# DIRECTION
Scan the data. Collect each line that contains the word "text".

# PROVIDED INFORMATION
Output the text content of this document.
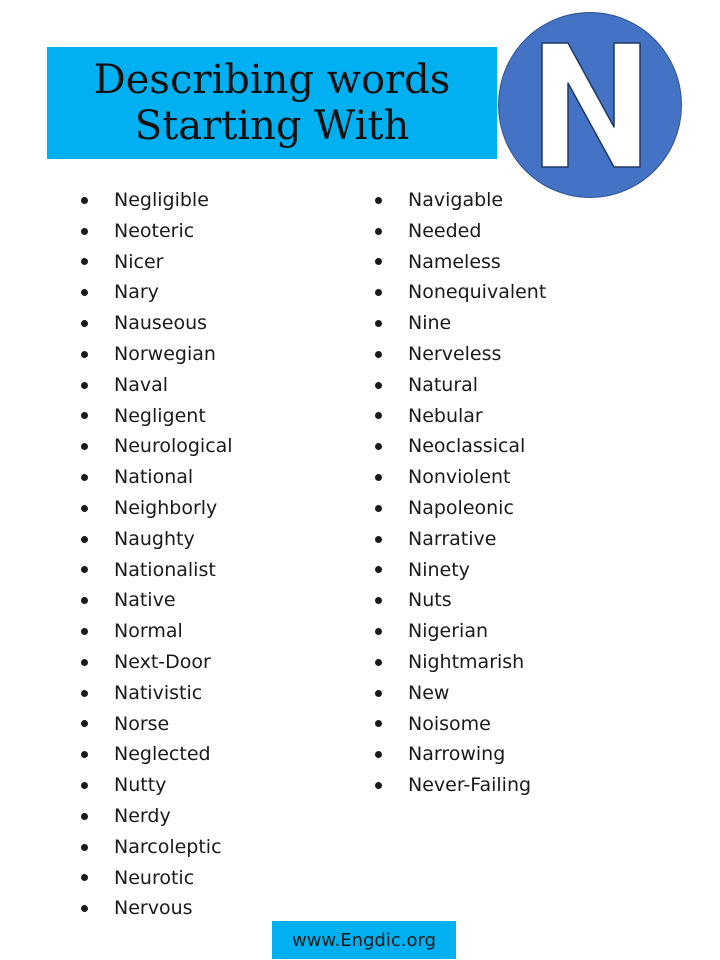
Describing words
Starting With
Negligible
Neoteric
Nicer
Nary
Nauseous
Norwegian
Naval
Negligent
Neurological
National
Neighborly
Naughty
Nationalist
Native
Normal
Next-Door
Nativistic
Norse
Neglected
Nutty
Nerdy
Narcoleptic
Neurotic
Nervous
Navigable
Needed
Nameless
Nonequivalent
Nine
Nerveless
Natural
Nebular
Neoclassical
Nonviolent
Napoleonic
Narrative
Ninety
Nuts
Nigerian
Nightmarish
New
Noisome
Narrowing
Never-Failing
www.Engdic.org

...

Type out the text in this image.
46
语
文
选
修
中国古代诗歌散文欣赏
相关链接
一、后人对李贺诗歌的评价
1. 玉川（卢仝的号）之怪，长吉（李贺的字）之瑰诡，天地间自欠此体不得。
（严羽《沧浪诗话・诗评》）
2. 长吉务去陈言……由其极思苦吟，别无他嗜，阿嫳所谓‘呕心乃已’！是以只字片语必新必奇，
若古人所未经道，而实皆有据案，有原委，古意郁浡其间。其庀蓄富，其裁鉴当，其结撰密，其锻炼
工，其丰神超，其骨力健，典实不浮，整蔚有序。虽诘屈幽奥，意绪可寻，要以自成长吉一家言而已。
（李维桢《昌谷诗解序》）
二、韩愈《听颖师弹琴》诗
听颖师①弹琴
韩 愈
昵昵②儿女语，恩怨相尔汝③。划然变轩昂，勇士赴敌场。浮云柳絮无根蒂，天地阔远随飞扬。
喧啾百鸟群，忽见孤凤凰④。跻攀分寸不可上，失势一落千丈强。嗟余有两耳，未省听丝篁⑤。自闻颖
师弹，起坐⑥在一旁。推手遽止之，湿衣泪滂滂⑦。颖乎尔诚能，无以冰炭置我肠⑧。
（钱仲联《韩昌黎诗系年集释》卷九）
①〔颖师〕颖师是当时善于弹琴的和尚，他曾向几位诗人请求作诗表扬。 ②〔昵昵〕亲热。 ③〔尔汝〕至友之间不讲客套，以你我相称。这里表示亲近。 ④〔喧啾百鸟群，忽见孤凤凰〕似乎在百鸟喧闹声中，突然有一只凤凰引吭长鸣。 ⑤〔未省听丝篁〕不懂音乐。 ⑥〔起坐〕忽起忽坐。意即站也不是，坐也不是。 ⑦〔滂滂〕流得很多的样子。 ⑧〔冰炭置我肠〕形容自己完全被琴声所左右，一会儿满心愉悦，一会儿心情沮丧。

...

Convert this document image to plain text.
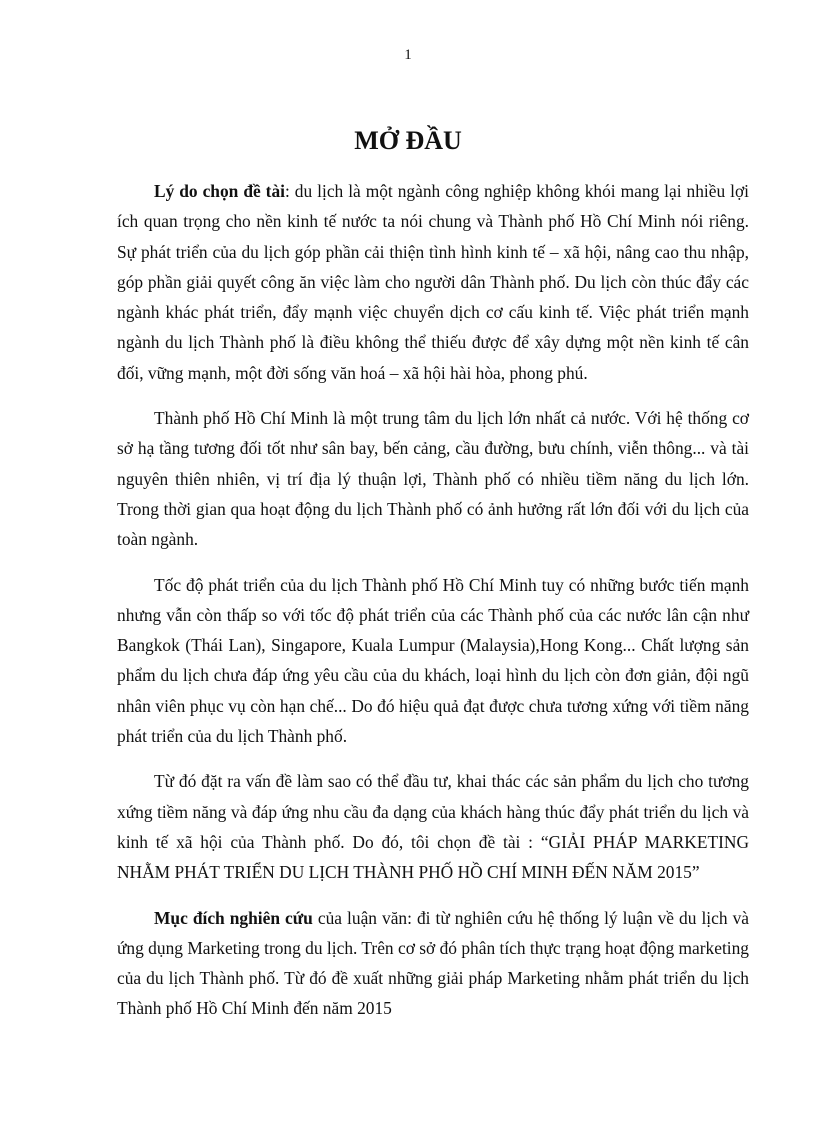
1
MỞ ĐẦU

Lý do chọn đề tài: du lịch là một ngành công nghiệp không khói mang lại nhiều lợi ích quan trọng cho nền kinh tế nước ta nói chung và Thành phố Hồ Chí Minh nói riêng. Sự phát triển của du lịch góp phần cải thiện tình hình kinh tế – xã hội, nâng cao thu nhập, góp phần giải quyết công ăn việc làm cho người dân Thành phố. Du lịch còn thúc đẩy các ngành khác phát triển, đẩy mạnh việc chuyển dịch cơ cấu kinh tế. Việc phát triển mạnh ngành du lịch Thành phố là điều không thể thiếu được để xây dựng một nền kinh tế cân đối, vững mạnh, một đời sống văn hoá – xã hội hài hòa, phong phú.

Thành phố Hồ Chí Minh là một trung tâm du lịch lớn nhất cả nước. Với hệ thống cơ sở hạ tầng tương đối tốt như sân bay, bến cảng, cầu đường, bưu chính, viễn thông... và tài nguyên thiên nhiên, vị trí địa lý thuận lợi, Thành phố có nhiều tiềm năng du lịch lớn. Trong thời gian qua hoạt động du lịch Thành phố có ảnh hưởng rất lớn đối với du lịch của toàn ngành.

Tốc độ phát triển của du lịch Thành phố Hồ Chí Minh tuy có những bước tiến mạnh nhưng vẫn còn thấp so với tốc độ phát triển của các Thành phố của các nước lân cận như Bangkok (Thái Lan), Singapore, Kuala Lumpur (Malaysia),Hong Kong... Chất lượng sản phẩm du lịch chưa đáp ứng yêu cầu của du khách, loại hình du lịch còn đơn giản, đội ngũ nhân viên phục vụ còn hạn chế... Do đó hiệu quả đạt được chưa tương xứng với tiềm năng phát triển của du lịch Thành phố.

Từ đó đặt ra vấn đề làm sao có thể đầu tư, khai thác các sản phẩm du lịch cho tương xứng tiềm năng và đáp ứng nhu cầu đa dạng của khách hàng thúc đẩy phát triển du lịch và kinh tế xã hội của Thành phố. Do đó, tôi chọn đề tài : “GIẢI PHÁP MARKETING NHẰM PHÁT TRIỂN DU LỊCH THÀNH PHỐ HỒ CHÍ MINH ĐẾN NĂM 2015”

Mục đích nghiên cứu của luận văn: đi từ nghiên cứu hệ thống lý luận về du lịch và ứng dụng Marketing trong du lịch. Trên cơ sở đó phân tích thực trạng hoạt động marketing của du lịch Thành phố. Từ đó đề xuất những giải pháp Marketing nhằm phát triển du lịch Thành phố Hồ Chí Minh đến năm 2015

# EXERCISE OUTPUT
Output the text content of this document.
Type out the text in this image.
Convert this document image to plain text.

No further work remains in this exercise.